Print all the entries verbatim.
══════════════════════════════
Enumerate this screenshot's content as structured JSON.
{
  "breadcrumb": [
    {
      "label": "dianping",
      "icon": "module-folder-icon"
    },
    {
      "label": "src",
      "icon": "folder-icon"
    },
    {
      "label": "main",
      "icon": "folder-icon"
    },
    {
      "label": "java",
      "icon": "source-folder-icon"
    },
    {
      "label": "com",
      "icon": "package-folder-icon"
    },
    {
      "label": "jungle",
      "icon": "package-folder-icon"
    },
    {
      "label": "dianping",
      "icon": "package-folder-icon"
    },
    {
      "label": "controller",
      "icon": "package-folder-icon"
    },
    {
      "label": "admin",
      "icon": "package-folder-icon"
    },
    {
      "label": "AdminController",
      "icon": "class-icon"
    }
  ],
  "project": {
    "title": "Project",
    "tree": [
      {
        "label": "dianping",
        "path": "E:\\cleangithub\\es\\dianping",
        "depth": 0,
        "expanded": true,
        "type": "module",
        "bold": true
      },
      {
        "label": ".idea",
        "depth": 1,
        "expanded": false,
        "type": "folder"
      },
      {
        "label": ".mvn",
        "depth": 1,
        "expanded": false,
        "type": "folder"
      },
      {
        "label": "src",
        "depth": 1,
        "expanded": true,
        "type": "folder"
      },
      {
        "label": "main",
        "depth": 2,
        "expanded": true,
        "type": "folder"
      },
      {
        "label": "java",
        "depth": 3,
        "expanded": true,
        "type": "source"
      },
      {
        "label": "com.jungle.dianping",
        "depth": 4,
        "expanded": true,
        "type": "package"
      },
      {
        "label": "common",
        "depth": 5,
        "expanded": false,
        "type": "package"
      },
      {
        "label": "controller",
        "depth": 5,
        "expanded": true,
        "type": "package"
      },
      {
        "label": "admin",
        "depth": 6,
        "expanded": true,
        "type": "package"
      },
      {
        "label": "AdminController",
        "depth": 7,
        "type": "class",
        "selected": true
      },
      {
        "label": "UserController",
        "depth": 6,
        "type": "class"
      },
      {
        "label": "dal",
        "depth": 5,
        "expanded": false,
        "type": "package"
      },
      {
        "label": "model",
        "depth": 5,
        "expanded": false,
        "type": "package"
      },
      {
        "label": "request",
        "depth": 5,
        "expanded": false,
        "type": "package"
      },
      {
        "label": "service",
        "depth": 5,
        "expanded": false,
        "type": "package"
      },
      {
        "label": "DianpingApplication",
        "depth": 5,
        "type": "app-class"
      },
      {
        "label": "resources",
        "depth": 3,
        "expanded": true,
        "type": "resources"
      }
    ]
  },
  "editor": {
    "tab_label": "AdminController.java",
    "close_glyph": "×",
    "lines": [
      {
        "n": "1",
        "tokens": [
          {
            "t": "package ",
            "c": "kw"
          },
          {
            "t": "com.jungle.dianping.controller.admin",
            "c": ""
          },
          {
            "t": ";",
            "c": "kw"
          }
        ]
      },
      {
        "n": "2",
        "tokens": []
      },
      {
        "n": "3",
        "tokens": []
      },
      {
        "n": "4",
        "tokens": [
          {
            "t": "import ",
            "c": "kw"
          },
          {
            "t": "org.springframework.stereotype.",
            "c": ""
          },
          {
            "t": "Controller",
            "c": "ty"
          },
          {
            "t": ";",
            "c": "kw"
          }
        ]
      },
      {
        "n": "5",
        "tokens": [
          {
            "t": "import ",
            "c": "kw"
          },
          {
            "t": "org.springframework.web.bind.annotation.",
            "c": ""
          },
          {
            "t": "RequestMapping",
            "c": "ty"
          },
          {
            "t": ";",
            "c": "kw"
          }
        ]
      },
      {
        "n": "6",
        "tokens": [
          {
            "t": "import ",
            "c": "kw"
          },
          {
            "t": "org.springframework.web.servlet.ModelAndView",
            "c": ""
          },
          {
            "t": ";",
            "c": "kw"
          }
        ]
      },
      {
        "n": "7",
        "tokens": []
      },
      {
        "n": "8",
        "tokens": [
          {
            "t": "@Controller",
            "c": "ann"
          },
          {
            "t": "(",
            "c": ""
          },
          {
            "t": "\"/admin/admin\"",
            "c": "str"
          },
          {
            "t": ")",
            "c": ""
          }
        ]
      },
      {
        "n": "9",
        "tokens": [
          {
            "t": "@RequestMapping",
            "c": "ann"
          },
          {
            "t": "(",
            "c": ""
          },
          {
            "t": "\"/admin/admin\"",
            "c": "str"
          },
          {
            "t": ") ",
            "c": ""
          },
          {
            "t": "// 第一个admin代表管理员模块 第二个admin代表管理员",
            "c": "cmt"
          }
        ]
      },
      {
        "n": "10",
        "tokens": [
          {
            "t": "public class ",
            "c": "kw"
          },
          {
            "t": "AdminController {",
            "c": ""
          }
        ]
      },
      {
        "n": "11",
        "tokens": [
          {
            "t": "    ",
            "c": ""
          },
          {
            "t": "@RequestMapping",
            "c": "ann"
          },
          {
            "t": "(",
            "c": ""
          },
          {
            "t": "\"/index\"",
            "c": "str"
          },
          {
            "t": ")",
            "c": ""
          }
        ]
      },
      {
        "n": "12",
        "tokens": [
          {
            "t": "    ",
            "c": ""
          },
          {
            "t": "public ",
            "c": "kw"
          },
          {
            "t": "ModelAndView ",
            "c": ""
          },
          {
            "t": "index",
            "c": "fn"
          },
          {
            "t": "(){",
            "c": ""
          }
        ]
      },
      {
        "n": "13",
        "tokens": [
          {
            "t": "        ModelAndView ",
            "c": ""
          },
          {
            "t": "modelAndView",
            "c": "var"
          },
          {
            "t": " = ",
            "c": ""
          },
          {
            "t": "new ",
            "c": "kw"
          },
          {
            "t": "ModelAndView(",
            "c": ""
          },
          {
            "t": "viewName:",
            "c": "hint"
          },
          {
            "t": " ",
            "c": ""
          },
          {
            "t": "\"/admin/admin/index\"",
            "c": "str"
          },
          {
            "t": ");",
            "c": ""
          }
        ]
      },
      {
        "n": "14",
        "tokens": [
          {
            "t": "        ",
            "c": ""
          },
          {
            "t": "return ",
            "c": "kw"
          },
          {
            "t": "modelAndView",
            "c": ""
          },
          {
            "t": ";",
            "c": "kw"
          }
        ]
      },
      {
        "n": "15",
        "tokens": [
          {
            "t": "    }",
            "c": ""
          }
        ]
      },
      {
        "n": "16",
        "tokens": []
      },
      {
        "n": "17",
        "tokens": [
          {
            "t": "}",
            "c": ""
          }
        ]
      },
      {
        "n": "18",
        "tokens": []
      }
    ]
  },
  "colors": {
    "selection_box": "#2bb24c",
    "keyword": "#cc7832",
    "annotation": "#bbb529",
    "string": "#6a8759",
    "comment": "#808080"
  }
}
══════════════════════════════
== Task response ==
Enumerate this screenshot's content as structured JSON.
{
  "breadcrumb": [
    {
      "label": "dianping",
      "icon": "module-folder-icon"
    },
    {
      "label": "src",
      "icon": "folder-icon"
    },
    {
      "label": "main",
      "icon": "folder-icon"
    },
    {
      "label": "java",
      "icon": "source-folder-icon"
    },
    {
      "label": "com",
      "icon": "package-folder-icon"
    },
    {
      "label": "jungle",
      "icon": "package-folder-icon"
    },
    {
      "label": "dianping",
      "icon": "package-folder-icon"
    },
    {
      "label": "controller",
      "icon": "package-folder-icon"
    },
    {
      "label": "admin",
      "icon": "package-folder-icon"
    },
    {
      "label": "AdminController",
      "icon": "class-icon"
    }
  ],
  "project": {
    "title": "Project",
    "tree": [
      {
        "label": "dianping",
        "path": "E:\\cleangithub\\es\\dianping",
        "depth": 0,
        "expanded": true,
        "type": "module",
        "bold": true
      },
      {
        "label": ".idea",
        "depth": 1,
        "expanded": false,
        "type": "folder"
      },
      {
        "label": ".mvn",
        "depth": 1,
        "expanded": false,
        "type": "folder"
      },
      {
        "label": "src",
        "depth": 1,
        "expanded": true,
        "type": "folder"
      },
      {
        "label": "main",
        "depth": 2,
        "expanded": true,
        "type": "folder"
      },
      {
        "label": "java",
        "depth": 3,
        "expanded": true,
        "type": "source"
      },
      {
        "label": "com.jungle.dianping",
        "depth": 4,
        "expanded": true,
        "type": "package"
      },
      {
        "label": "common",
        "depth": 5,
        "expanded": false,
        "type": "package"
      },
      {
        "label": "controller",
        "depth": 5,
        "expanded": true,
        "type": "package"
      },
      {
        "label": "admin",
        "depth": 6,
        "expanded": true,
        "type": "package"
      },
      {
        "label": "AdminController",
        "depth": 7,
        "type": "class",
        "selected": true
      },
      {
        "label": "UserController",
        "depth": 6,
        "type": "class"
      },
      {
        "label": "dal",
        "depth": 5,
        "expanded": false,
        "type": "package"
      },
      {
        "label": "model",
        "depth": 5,
        "expanded": false,
        "type": "package"
      },
      {
        "label": "request",
        "depth": 5,
        "expanded": false,
        "type": "package"
      },
      {
        "label": "service",
        "depth": 5,
        "expanded": false,
        "type": "package"
      },
      {
        "label": "DianpingApplication",
        "depth": 5,
        "type": "app-class"
      },
      {
        "label": "resources",
        "depth": 3,
        "expanded": true,
        "type": "resources"
      }
    ]
  },
  "editor": {
    "tab_label": "AdminController.java",
    "close_glyph": "×",
    "lines": [
      {
        "n": "1",
        "tokens": [
          {
            "t": "package ",
            "c": "kw"
          },
          {
            "t": "com.jungle.dianping.controller.admin",
            "c": ""
          },
          {
            "t": ";",
            "c": "kw"
          }
        ]
      },
      {
        "n": "2",
        "tokens": []
      },
      {
        "n": "3",
        "tokens": []
      },
      {
        "n": "4",
        "tokens": [
          {
            "t": "import ",
            "c": "kw"
          },
          {
            "t": "org.springframework.stereotype.",
            "c": ""
          },
          {
            "t": "Controller",
            "c": "ty"
          },
          {
            "t": ";",
            "c": "kw"
          }
        ]
      },
      {
        "n": "5",
        "tokens": [
          {
            "t": "import ",
            "c": "kw"
          },
          {
            "t": "org.springframework.web.bind.annotation.",
            "c": ""
          },
          {
            "t": "RequestMapping",
            "c": "ty"
          },
          {
            "t": ";",
            "c": "kw"
          }
        ]
      },
      {
        "n": "6",
        "tokens": [
          {
            "t": "import ",
            "c": "kw"
          },
          {
            "t": "org.springframework.web.servlet.ModelAndView",
            "c": ""
          },
          {
            "t": ";",
            "c": "kw"
          }
        ]
      },
      {
        "n": "7",
        "tokens": []
      },
      {
        "n": "8",
        "tokens": [
          {
            "t": "@Controller",
            "c": "ann"
          },
          {
            "t": "(",
            "c": ""
          },
          {
            "t": "\"/admin/admin\"",
            "c": "str"
          },
          {
            "t": ")",
            "c": ""
          }
        ]
      },
      {
        "n": "9",
        "tokens": [
          {
            "t": "@RequestMapping",
            "c": "ann"
          },
          {
            "t": "(",
            "c": ""
          },
          {
            "t": "\"/admin/admin\"",
            "c": "str"
          },
          {
            "t": ") ",
            "c": ""
          },
          {
            "t": "// 第一个admin代表管理员模块 第二个admin代表管理员",
            "c": "cmt"
          }
        ]
      },
      {
        "n": "10",
        "tokens": [
          {
            "t": "public class ",
            "c": "kw"
          },
          {
            "t": "AdminController {",
            "c": ""
          }
        ]
      },
      {
        "n": "11",
        "tokens": [
          {
            "t": "    ",
            "c": ""
          },
          {
            "t": "@RequestMapping",
            "c": "ann"
          },
          {
            "t": "(",
            "c": ""
          },
          {
            "t": "\"/index\"",
            "c": "str"
          },
          {
            "t": ")",
            "c": ""
          }
        ]
      },
      {
        "n": "12",
        "tokens": [
          {
            "t": "    ",
            "c": ""
          },
          {
            "t": "public ",
            "c": "kw"
          },
          {
            "t": "ModelAndView ",
            "c": ""
          },
          {
            "t": "index",
            "c": "fn"
          },
          {
            "t": "(){",
            "c": ""
          }
        ]
      },
      {
        "n": "13",
        "tokens": [
          {
            "t": "        ModelAndView ",
            "c": ""
          },
          {
            "t": "modelAndView",
            "c": "var"
          },
          {
            "t": " = ",
            "c": ""
          },
          {
            "t": "new ",
            "c": "kw"
          },
          {
            "t": "ModelAndView(",
            "c": ""
          },
          {
            "t": "viewName:",
            "c": "hint"
          },
          {
            "t": " ",
            "c": ""
          },
          {
            "t": "\"/admin/admin/index\"",
            "c": "str"
          },
          {
            "t": ");",
            "c": ""
          }
        ]
      },
      {
        "n": "14",
        "tokens": [
          {
            "t": "        ",
            "c": ""
          },
          {
            "t": "return ",
            "c": "kw"
          },
          {
            "t": "modelAndView",
            "c": ""
          },
          {
            "t": ";",
            "c": "kw"
          }
        ]
      },
      {
        "n": "15",
        "tokens": [
          {
            "t": "    }",
            "c": ""
          }
        ]
      },
      {
        "n": "16",
        "tokens": []
      },
      {
        "n": "17",
        "tokens": [
          {
            "t": "}",
            "c": ""
          }
        ]
      },
      {
        "n": "18",
        "tokens": []
      }
    ]
  },
  "colors": {
    "selection_box": "#2bb24c",
    "keyword": "#cc7832",
    "annotation": "#bbb529",
    "string": "#6a8759",
    "comment": "#808080"
  }
}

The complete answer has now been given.